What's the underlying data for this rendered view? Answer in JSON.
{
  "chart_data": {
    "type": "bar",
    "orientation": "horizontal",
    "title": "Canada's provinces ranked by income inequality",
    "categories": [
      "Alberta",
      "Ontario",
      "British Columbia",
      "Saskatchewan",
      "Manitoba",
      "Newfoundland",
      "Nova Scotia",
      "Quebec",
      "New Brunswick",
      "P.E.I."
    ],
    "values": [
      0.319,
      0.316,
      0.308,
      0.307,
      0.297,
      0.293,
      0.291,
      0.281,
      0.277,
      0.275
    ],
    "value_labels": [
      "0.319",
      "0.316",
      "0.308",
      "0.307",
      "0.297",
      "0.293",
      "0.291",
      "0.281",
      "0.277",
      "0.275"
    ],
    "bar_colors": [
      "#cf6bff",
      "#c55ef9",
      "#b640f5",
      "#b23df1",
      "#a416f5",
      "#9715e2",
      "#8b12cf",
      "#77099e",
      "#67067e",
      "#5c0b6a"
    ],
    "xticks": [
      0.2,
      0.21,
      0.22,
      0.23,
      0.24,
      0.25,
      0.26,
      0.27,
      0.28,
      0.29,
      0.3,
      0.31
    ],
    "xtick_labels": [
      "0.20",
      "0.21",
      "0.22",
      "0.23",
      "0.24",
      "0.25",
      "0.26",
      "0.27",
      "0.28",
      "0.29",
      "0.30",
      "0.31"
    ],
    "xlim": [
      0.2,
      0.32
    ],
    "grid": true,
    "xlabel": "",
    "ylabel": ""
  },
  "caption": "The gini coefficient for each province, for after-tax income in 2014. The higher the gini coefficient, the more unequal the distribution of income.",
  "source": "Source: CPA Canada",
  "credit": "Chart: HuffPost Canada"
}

[Task statement] State how many lines of the listing above hold the word "Canada", with nothing but the number.

[Exercise answer] 3